BEGIN

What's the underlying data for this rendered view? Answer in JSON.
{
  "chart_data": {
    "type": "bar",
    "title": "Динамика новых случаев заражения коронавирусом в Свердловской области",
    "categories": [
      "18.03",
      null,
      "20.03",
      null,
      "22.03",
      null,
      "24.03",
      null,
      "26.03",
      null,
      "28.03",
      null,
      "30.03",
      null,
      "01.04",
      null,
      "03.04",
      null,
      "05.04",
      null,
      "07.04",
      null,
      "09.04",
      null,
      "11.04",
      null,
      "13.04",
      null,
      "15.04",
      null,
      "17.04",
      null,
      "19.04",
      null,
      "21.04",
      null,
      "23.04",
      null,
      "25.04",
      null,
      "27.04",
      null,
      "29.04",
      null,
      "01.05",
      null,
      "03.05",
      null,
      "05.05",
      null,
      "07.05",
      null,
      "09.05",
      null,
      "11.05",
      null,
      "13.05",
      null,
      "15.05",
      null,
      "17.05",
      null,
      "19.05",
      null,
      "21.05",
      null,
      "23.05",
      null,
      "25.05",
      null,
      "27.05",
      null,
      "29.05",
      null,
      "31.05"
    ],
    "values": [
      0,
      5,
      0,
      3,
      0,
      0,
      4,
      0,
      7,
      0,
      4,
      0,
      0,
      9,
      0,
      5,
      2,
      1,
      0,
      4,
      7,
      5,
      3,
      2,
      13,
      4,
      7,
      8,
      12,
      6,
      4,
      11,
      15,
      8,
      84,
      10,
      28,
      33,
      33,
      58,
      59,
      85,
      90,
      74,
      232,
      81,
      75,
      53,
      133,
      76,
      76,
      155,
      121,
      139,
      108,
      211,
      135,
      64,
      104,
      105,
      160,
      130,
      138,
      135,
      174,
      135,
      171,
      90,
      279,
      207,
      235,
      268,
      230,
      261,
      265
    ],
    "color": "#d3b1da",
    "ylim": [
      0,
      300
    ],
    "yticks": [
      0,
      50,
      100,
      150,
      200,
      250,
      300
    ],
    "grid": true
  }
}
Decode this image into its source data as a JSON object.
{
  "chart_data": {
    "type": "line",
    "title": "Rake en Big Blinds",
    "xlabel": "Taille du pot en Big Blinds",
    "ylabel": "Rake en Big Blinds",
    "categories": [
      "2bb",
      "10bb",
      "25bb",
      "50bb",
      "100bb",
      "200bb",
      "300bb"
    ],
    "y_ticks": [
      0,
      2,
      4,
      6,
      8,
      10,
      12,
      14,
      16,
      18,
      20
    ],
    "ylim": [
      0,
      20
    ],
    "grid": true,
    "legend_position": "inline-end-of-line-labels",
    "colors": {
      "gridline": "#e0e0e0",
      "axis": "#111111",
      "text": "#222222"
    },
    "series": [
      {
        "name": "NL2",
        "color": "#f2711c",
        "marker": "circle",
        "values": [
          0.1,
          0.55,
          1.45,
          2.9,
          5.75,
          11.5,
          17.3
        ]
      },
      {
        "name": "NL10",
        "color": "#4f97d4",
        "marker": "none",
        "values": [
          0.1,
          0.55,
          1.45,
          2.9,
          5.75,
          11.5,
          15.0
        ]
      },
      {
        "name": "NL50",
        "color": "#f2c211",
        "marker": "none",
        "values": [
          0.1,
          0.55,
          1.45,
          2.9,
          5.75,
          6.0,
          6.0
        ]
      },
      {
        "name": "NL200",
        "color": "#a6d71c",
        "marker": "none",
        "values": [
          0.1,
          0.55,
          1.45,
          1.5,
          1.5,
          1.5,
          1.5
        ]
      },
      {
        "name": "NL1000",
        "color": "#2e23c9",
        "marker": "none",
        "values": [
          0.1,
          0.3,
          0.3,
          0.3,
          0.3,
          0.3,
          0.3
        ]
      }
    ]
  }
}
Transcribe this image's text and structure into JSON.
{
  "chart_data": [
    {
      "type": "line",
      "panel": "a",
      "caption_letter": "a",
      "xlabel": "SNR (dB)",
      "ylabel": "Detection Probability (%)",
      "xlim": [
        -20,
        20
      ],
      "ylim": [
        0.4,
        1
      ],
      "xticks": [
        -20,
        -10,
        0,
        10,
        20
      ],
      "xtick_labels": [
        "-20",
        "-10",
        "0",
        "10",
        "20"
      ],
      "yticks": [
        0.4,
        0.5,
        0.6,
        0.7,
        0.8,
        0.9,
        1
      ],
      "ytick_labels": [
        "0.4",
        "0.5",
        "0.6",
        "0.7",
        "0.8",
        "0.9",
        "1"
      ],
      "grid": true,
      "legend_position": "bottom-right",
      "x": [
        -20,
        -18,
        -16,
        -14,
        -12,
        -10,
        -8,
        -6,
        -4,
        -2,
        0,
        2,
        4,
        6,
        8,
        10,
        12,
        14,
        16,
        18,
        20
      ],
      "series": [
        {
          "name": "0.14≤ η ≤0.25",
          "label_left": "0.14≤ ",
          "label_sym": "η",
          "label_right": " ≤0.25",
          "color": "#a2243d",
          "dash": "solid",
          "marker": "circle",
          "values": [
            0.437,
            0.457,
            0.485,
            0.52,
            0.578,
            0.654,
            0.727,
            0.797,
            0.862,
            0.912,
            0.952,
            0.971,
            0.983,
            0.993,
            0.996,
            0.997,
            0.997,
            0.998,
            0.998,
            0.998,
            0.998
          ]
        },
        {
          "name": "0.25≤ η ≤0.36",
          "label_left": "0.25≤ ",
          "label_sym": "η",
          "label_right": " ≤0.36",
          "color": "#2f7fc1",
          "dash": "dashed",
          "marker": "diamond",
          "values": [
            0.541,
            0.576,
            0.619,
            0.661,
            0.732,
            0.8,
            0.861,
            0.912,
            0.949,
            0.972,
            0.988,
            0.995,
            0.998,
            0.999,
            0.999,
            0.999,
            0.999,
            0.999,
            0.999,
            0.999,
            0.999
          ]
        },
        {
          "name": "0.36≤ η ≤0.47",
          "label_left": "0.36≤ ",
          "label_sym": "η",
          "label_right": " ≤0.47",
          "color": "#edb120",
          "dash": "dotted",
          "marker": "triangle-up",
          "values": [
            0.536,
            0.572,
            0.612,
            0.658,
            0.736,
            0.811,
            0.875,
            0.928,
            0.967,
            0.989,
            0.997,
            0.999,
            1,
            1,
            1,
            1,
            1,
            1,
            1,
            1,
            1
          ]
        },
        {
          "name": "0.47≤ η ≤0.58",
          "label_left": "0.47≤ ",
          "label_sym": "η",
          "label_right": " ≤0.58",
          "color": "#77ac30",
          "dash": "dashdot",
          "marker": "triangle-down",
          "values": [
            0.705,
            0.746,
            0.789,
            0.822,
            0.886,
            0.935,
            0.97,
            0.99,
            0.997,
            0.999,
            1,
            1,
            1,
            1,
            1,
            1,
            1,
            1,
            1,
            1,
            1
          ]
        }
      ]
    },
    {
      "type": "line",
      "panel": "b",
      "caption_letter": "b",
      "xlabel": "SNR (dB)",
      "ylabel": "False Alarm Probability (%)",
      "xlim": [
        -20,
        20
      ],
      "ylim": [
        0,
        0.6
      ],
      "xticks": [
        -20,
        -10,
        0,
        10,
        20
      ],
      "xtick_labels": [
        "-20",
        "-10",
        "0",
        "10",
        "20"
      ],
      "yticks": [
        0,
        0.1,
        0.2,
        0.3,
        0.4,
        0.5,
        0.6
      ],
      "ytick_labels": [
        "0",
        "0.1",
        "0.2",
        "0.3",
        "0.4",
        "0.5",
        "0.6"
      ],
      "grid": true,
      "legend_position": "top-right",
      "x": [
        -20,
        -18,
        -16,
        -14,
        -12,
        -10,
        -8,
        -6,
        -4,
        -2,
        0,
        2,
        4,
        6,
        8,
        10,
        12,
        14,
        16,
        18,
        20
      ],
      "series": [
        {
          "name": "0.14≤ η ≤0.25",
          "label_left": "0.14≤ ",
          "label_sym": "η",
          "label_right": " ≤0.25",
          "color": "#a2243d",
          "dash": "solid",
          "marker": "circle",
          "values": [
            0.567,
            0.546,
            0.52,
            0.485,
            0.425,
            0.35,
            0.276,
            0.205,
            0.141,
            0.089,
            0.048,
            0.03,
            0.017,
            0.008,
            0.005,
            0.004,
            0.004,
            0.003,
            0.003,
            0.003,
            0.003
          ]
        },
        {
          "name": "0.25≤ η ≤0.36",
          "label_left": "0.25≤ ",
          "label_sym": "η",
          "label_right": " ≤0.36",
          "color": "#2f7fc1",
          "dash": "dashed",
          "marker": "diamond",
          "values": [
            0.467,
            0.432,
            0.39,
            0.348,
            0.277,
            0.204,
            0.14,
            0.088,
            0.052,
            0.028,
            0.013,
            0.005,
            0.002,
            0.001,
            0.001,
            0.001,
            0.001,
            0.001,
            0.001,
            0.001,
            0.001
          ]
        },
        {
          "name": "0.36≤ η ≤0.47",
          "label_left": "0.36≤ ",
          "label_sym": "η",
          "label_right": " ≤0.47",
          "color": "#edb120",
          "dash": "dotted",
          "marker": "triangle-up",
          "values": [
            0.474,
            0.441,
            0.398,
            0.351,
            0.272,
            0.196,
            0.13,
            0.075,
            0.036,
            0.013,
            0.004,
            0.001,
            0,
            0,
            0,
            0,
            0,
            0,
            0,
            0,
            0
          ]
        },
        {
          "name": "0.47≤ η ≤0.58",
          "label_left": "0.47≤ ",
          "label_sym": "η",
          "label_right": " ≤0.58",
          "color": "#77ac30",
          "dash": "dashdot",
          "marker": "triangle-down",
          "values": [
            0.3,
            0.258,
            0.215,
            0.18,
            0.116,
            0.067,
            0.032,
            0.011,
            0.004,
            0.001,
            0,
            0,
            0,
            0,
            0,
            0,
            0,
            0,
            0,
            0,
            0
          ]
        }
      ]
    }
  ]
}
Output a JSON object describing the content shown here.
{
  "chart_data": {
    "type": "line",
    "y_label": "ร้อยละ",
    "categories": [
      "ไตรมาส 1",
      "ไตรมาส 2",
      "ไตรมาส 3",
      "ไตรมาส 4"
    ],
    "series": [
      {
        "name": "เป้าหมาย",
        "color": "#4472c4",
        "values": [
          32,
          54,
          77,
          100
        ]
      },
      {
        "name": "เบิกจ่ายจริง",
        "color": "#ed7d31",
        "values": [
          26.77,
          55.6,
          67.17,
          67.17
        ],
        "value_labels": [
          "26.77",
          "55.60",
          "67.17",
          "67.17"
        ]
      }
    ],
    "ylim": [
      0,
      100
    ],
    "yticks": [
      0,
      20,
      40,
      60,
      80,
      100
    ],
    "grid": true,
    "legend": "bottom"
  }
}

END

• WHAT IS ASKED: Copy each line of the listing that holds the word "Blinds".

• SOLUTION TO THIS TASK:
    "title": "Rake en Big Blinds",
    "xlabel": "Taille du pot en Big Blinds",
    "ylabel": "Rake en Big Blinds",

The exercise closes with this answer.